— Begin —

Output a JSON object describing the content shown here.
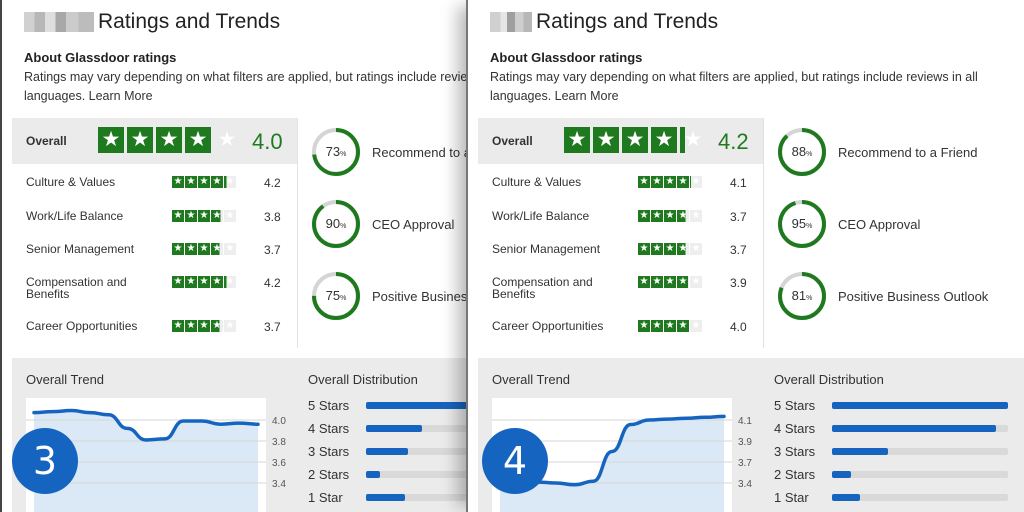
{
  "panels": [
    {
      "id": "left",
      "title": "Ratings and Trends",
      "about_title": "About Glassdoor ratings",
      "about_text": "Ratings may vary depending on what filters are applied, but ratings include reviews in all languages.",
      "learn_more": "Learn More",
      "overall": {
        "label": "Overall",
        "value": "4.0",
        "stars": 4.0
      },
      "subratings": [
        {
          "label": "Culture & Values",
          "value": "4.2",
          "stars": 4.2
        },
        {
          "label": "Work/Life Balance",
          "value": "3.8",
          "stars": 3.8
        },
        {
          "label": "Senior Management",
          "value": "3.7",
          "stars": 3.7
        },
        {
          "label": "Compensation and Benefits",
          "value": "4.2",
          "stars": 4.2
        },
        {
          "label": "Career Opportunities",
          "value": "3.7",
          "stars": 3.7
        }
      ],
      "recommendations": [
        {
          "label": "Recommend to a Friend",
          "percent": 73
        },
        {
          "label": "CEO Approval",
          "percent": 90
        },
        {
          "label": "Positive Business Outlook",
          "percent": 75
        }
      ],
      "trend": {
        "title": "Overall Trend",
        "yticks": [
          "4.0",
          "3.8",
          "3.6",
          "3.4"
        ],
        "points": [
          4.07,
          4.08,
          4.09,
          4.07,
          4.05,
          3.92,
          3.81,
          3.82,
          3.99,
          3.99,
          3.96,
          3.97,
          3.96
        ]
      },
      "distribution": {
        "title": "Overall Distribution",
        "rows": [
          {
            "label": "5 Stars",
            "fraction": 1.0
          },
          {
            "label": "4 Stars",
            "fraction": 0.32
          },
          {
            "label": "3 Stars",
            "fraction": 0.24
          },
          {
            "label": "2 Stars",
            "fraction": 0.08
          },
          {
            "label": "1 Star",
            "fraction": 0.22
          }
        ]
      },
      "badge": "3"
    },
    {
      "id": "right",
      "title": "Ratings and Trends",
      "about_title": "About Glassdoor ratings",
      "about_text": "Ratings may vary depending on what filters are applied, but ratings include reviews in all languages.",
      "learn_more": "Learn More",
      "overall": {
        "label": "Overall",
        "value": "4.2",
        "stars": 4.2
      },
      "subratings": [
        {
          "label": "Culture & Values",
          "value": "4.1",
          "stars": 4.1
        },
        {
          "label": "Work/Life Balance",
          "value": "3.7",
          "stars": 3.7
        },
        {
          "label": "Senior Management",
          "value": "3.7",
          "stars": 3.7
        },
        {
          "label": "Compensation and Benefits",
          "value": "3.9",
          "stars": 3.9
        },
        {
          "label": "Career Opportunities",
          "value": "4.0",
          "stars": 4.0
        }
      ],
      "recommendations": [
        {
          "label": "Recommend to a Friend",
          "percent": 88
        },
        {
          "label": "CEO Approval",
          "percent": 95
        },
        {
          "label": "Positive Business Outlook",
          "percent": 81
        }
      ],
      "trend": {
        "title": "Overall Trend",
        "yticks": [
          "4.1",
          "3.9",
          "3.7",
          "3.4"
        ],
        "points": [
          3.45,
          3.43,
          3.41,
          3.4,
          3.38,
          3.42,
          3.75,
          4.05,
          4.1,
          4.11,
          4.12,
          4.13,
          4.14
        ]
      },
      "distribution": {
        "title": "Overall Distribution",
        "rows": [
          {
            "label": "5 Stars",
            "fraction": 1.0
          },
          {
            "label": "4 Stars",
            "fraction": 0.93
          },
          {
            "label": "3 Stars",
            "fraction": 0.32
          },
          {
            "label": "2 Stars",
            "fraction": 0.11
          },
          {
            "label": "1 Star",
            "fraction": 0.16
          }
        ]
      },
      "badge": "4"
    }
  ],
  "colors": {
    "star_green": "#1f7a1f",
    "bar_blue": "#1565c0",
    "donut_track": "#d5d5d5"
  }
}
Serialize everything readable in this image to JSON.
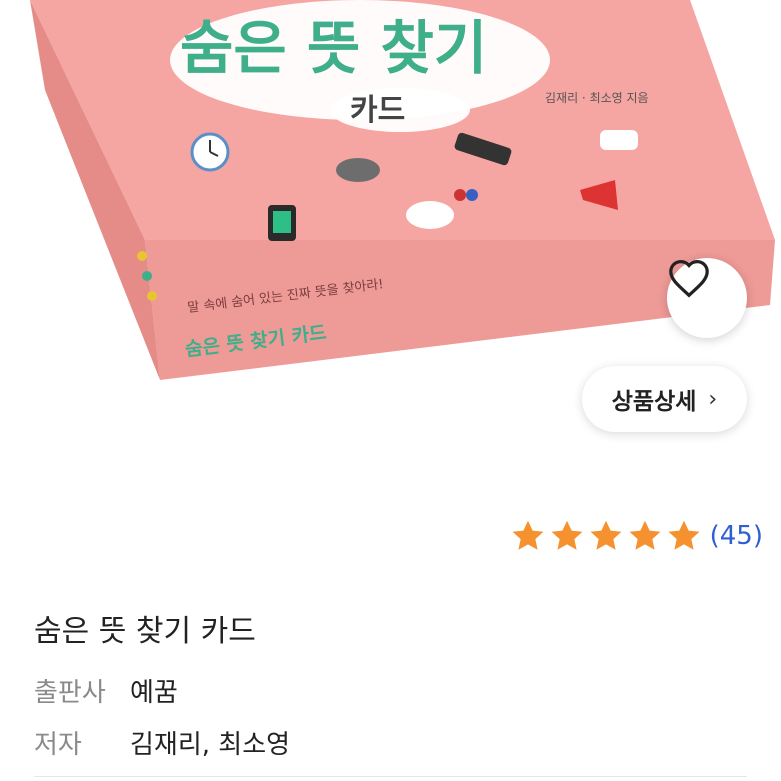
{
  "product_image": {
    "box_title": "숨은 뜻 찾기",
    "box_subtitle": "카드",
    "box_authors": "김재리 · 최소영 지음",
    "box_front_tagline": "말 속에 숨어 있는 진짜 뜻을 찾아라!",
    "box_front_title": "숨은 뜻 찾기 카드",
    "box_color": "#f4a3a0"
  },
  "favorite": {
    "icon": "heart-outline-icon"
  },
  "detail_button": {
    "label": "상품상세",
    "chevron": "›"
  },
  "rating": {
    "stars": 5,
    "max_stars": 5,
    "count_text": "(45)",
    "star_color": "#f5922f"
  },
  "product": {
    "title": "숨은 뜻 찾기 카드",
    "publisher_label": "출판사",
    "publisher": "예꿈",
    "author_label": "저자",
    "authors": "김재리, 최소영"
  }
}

— End —

• **Objective**:
Transcribe all the records above word for word, without their images.

• **Correct output**:
Output a JSON object describing the content shown here.
{
  "panels": [
    {
      "id": "left",
      "title": "Ratings and Trends",
      "about_title": "About Glassdoor ratings",
      "about_text": "Ratings may vary depending on what filters are applied, but ratings include reviews in all languages.",
      "learn_more": "Learn More",
      "overall": {
        "label": "Overall",
        "value": "4.0",
        "stars": 4.0
      },
      "subratings": [
        {
          "label": "Culture & Values",
          "value": "4.2",
          "stars": 4.2
        },
        {
          "label": "Work/Life Balance",
          "value": "3.8",
          "stars": 3.8
        },
        {
          "label": "Senior Management",
          "value": "3.7",
          "stars": 3.7
        },
        {
          "label": "Compensation and Benefits",
          "value": "4.2",
          "stars": 4.2
        },
        {
          "label": "Career Opportunities",
          "value": "3.7",
          "stars": 3.7
        }
      ],
      "recommendations": [
        {
          "label": "Recommend to a Friend",
          "percent": 73
        },
        {
          "label": "CEO Approval",
          "percent": 90
        },
        {
          "label": "Positive Business Outlook",
          "percent": 75
        }
      ],
      "trend": {
        "title": "Overall Trend",
        "yticks": [
          "4.0",
          "3.8",
          "3.6",
          "3.4"
        ],
        "points": [
          4.07,
          4.08,
          4.09,
          4.07,
          4.05,
          3.92,
          3.81,
          3.82,
          3.99,
          3.99,
          3.96,
          3.97,
          3.96
        ]
      },
      "distribution": {
        "title": "Overall Distribution",
        "rows": [
          {
            "label": "5 Stars",
            "fraction": 1.0
          },
          {
            "label": "4 Stars",
            "fraction": 0.32
          },
          {
            "label": "3 Stars",
            "fraction": 0.24
          },
          {
            "label": "2 Stars",
            "fraction": 0.08
          },
          {
            "label": "1 Star",
            "fraction": 0.22
          }
        ]
      },
      "badge": "3"
    },
    {
      "id": "right",
      "title": "Ratings and Trends",
      "about_title": "About Glassdoor ratings",
      "about_text": "Ratings may vary depending on what filters are applied, but ratings include reviews in all languages.",
      "learn_more": "Learn More",
      "overall": {
        "label": "Overall",
        "value": "4.2",
        "stars": 4.2
      },
      "subratings": [
        {
          "label": "Culture & Values",
          "value": "4.1",
          "stars": 4.1
        },
        {
          "label": "Work/Life Balance",
          "value": "3.7",
          "stars": 3.7
        },
        {
          "label": "Senior Management",
          "value": "3.7",
          "stars": 3.7
        },
        {
          "label": "Compensation and Benefits",
          "value": "3.9",
          "stars": 3.9
        },
        {
          "label": "Career Opportunities",
          "value": "4.0",
          "stars": 4.0
        }
      ],
      "recommendations": [
        {
          "label": "Recommend to a Friend",
          "percent": 88
        },
        {
          "label": "CEO Approval",
          "percent": 95
        },
        {
          "label": "Positive Business Outlook",
          "percent": 81
        }
      ],
      "trend": {
        "title": "Overall Trend",
        "yticks": [
          "4.1",
          "3.9",
          "3.7",
          "3.4"
        ],
        "points": [
          3.45,
          3.43,
          3.41,
          3.4,
          3.38,
          3.42,
          3.75,
          4.05,
          4.1,
          4.11,
          4.12,
          4.13,
          4.14
        ]
      },
      "distribution": {
        "title": "Overall Distribution",
        "rows": [
          {
            "label": "5 Stars",
            "fraction": 1.0
          },
          {
            "label": "4 Stars",
            "fraction": 0.93
          },
          {
            "label": "3 Stars",
            "fraction": 0.32
          },
          {
            "label": "2 Stars",
            "fraction": 0.11
          },
          {
            "label": "1 Star",
            "fraction": 0.16
          }
        ]
      },
      "badge": "4"
    }
  ],
  "colors": {
    "star_green": "#1f7a1f",
    "bar_blue": "#1565c0",
    "donut_track": "#d5d5d5"
  }
}
Serialize everything readable in this image to JSON.
{
  "product_image": {
    "box_title": "숨은 뜻 찾기",
    "box_subtitle": "카드",
    "box_authors": "김재리 · 최소영 지음",
    "box_front_tagline": "말 속에 숨어 있는 진짜 뜻을 찾아라!",
    "box_front_title": "숨은 뜻 찾기 카드",
    "box_color": "#f4a3a0"
  },
  "favorite": {
    "icon": "heart-outline-icon"
  },
  "detail_button": {
    "label": "상품상세",
    "chevron": "›"
  },
  "rating": {
    "stars": 5,
    "max_stars": 5,
    "count_text": "(45)",
    "star_color": "#f5922f"
  },
  "product": {
    "title": "숨은 뜻 찾기 카드",
    "publisher_label": "출판사",
    "publisher": "예꿈",
    "author_label": "저자",
    "authors": "김재리, 최소영"
  }
}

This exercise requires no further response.